- _Task brief_: Set down each entry from the block beneath, exactly as written.

- _Data shown_:
--
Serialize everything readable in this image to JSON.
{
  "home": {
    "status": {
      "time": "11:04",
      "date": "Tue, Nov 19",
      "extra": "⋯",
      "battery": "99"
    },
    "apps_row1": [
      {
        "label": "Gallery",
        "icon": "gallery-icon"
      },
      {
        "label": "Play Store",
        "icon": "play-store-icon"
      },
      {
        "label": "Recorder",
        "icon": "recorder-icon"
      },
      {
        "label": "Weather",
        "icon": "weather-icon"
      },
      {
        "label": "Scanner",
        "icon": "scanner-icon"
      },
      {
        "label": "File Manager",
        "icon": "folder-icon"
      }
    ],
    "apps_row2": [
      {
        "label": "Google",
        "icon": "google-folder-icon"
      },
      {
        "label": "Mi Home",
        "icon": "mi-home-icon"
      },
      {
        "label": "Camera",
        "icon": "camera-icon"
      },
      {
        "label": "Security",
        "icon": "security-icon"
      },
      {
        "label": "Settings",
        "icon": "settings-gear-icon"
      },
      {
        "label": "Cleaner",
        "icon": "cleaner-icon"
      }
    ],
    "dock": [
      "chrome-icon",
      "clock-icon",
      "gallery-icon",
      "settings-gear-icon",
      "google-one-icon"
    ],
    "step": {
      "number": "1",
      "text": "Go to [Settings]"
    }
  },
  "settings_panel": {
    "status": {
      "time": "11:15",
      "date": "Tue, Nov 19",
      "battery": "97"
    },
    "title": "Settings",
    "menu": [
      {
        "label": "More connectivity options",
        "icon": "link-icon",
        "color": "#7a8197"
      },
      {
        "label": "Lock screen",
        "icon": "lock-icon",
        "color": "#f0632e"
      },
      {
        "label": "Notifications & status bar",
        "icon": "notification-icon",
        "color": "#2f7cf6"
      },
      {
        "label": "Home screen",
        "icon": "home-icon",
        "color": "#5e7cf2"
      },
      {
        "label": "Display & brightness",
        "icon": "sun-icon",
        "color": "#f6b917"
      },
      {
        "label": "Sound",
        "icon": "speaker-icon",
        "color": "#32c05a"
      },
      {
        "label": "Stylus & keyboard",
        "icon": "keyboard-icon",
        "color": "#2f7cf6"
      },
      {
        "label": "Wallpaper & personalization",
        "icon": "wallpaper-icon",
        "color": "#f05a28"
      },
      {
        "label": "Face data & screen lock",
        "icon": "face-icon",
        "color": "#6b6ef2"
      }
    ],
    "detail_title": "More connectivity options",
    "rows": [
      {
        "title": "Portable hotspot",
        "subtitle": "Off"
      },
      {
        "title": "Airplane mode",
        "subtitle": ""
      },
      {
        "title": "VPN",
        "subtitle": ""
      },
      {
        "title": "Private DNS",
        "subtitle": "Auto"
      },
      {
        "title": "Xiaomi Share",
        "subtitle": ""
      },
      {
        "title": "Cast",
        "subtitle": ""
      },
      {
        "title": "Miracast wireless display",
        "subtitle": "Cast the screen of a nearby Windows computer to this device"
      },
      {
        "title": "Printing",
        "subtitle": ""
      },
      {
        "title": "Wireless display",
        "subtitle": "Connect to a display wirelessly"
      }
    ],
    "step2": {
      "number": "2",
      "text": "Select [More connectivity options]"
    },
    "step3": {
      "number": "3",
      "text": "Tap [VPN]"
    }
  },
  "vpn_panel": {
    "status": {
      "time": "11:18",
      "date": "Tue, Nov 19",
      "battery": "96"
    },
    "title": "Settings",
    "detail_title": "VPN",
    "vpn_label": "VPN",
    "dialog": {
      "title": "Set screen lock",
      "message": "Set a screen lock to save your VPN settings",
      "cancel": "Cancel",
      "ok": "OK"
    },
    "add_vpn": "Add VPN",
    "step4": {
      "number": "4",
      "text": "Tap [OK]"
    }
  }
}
--
- _Right answer_:
Serialize everything readable in this image to JSON.
{
  "home": {
    "status": {
      "time": "11:04",
      "date": "Tue, Nov 19",
      "extra": "⋯",
      "battery": "99"
    },
    "apps_row1": [
      {
        "label": "Gallery",
        "icon": "gallery-icon"
      },
      {
        "label": "Play Store",
        "icon": "play-store-icon"
      },
      {
        "label": "Recorder",
        "icon": "recorder-icon"
      },
      {
        "label": "Weather",
        "icon": "weather-icon"
      },
      {
        "label": "Scanner",
        "icon": "scanner-icon"
      },
      {
        "label": "File Manager",
        "icon": "folder-icon"
      }
    ],
    "apps_row2": [
      {
        "label": "Google",
        "icon": "google-folder-icon"
      },
      {
        "label": "Mi Home",
        "icon": "mi-home-icon"
      },
      {
        "label": "Camera",
        "icon": "camera-icon"
      },
      {
        "label": "Security",
        "icon": "security-icon"
      },
      {
        "label": "Settings",
        "icon": "settings-gear-icon"
      },
      {
        "label": "Cleaner",
        "icon": "cleaner-icon"
      }
    ],
    "dock": [
      "chrome-icon",
      "clock-icon",
      "gallery-icon",
      "settings-gear-icon",
      "google-one-icon"
    ],
    "step": {
      "number": "1",
      "text": "Go to [Settings]"
    }
  },
  "settings_panel": {
    "status": {
      "time": "11:15",
      "date": "Tue, Nov 19",
      "battery": "97"
    },
    "title": "Settings",
    "menu": [
      {
        "label": "More connectivity options",
        "icon": "link-icon",
        "color": "#7a8197"
      },
      {
        "label": "Lock screen",
        "icon": "lock-icon",
        "color": "#f0632e"
      },
      {
        "label": "Notifications & status bar",
        "icon": "notification-icon",
        "color": "#2f7cf6"
      },
      {
        "label": "Home screen",
        "icon": "home-icon",
        "color": "#5e7cf2"
      },
      {
        "label": "Display & brightness",
        "icon": "sun-icon",
        "color": "#f6b917"
      },
      {
        "label": "Sound",
        "icon": "speaker-icon",
        "color": "#32c05a"
      },
      {
        "label": "Stylus & keyboard",
        "icon": "keyboard-icon",
        "color": "#2f7cf6"
      },
      {
        "label": "Wallpaper & personalization",
        "icon": "wallpaper-icon",
        "color": "#f05a28"
      },
      {
        "label": "Face data & screen lock",
        "icon": "face-icon",
        "color": "#6b6ef2"
      }
    ],
    "detail_title": "More connectivity options",
    "rows": [
      {
        "title": "Portable hotspot",
        "subtitle": "Off"
      },
      {
        "title": "Airplane mode",
        "subtitle": ""
      },
      {
        "title": "VPN",
        "subtitle": ""
      },
      {
        "title": "Private DNS",
        "subtitle": "Auto"
      },
      {
        "title": "Xiaomi Share",
        "subtitle": ""
      },
      {
        "title": "Cast",
        "subtitle": ""
      },
      {
        "title": "Miracast wireless display",
        "subtitle": "Cast the screen of a nearby Windows computer to this device"
      },
      {
        "title": "Printing",
        "subtitle": ""
      },
      {
        "title": "Wireless display",
        "subtitle": "Connect to a display wirelessly"
      }
    ],
    "step2": {
      "number": "2",
      "text": "Select [More connectivity options]"
    },
    "step3": {
      "number": "3",
      "text": "Tap [VPN]"
    }
  },
  "vpn_panel": {
    "status": {
      "time": "11:18",
      "date": "Tue, Nov 19",
      "battery": "96"
    },
    "title": "Settings",
    "detail_title": "VPN",
    "vpn_label": "VPN",
    "dialog": {
      "title": "Set screen lock",
      "message": "Set a screen lock to save your VPN settings",
      "cancel": "Cancel",
      "ok": "OK"
    },
    "add_vpn": "Add VPN",
    "step4": {
      "number": "4",
      "text": "Tap [OK]"
    }
  }
}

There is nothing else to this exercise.